**Records provided**
** START **
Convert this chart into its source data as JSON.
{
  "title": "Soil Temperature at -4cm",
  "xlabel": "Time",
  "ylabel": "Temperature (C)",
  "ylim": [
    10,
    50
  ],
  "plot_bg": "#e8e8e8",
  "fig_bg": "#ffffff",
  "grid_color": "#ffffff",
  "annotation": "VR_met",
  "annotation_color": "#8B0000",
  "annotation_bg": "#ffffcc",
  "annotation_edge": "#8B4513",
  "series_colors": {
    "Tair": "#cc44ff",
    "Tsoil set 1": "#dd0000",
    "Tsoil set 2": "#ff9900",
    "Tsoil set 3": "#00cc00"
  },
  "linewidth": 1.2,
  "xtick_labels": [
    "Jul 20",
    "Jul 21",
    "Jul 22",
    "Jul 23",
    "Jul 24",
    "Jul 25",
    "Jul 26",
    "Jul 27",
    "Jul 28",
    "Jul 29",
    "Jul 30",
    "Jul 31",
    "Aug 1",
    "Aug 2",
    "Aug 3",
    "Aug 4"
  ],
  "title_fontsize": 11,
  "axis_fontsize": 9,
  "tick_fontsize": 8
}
** END **
** START **
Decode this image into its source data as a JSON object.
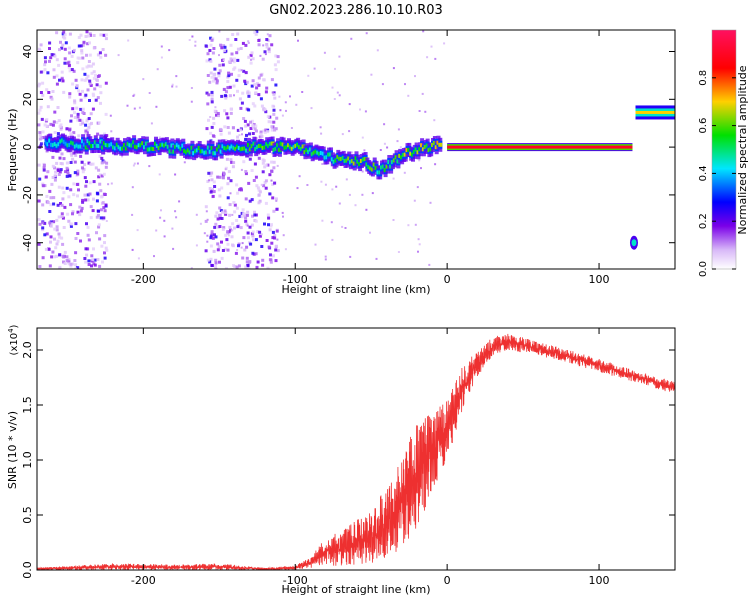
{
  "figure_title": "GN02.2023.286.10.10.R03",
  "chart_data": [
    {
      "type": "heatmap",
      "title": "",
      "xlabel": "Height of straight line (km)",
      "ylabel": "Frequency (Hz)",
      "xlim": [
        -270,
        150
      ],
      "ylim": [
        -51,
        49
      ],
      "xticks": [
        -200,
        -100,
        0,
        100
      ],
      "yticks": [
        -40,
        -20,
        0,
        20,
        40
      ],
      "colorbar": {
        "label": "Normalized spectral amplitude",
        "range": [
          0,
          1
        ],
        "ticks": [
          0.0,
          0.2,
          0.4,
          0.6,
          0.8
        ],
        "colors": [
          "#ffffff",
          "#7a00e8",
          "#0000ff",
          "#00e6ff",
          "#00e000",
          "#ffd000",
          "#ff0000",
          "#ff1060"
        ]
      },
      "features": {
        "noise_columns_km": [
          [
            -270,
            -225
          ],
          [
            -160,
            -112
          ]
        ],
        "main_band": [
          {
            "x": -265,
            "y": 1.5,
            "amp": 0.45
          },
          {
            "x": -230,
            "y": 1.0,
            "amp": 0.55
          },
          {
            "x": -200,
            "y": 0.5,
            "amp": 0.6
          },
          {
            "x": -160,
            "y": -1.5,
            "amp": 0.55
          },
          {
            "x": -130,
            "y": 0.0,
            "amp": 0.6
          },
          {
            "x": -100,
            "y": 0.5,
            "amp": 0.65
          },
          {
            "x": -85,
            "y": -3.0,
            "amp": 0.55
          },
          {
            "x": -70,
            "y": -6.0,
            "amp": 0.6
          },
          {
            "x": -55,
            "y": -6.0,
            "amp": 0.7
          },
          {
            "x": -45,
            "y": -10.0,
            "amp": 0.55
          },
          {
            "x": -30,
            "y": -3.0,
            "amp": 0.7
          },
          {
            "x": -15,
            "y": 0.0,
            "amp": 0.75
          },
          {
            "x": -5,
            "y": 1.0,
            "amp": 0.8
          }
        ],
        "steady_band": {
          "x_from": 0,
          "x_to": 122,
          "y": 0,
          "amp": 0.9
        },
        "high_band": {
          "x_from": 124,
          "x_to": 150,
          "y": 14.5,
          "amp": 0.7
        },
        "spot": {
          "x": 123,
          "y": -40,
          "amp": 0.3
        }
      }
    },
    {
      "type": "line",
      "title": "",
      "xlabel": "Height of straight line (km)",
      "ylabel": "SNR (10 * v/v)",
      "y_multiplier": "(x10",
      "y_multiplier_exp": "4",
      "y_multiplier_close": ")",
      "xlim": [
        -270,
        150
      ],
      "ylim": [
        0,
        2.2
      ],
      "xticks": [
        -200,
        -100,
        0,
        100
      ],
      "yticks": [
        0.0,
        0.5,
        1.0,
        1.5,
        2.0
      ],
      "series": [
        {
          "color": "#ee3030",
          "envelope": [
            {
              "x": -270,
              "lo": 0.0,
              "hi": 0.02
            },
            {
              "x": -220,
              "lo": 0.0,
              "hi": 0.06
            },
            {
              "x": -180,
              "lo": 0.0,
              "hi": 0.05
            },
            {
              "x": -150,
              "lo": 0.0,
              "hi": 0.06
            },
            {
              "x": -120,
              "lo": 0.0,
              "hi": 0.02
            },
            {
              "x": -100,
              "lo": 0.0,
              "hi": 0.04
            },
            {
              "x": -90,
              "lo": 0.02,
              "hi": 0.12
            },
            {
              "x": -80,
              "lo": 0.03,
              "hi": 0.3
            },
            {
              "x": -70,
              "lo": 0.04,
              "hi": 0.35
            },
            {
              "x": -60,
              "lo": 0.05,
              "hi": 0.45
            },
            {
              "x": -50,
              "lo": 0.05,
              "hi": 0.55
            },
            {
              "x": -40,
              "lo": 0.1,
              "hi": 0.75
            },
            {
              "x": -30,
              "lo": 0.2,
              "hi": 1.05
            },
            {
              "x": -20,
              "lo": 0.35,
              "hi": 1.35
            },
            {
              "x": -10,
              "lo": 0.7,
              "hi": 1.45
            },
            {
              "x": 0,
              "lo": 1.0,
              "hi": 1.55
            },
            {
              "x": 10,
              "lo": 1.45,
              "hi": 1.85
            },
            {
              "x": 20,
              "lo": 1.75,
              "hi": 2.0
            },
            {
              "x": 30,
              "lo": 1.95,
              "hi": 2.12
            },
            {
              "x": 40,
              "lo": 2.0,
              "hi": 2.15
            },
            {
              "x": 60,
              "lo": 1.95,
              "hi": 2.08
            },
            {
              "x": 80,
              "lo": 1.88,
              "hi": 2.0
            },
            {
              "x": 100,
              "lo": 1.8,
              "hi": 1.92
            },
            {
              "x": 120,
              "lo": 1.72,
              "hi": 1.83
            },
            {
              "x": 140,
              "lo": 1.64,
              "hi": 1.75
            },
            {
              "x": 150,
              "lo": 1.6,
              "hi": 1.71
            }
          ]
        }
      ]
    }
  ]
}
** END **
** START **
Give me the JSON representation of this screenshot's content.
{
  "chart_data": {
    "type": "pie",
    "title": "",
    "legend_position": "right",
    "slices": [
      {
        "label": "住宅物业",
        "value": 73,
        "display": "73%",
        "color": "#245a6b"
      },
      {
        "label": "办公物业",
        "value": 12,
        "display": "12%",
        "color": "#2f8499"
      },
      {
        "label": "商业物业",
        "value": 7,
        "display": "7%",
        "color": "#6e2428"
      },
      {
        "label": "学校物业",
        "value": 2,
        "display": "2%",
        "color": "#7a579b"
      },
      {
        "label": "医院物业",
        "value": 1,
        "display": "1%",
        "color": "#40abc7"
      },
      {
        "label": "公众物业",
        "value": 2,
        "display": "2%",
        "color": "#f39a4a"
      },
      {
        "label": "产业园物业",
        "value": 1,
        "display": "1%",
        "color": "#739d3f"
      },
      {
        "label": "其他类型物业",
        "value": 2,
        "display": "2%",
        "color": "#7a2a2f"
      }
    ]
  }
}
** END **
**Aim**
Tally up the lines in the preceding listing that contain the string "JSON". Respond with the number and nothing else.

**Response**
3